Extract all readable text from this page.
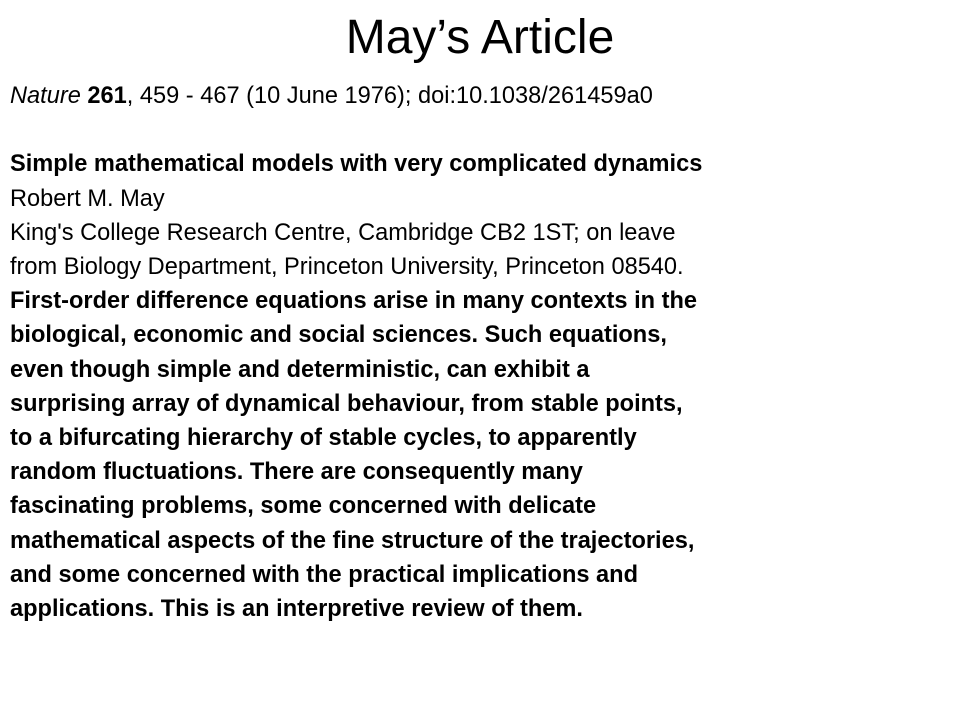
May’s Article

Nature 261, 459 - 467 (10 June 1976); doi:10.1038/261459a0

Simple mathematical models with very complicated dynamics

Robert M. May

King's College Research Centre, Cambridge CB2 1ST; on leave

from Biology Department, Princeton University, Princeton 08540.

First-order difference equations arise in many contexts in the

biological, economic and social sciences. Such equations,

even though simple and deterministic, can exhibit a

surprising array of dynamical behaviour, from stable points,

to a bifurcating hierarchy of stable cycles, to apparently

random fluctuations. There are consequently many

fascinating problems, some concerned with delicate

mathematical aspects of the fine structure of the trajectories,

and some concerned with the practical implications and

applications. This is an interpretive review of them.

**To do**
Only lines with the word "some" should be collected from the material.

**Result of the exercise**
fascinating problems, some concerned with delicate
and some concerned with the practical implications and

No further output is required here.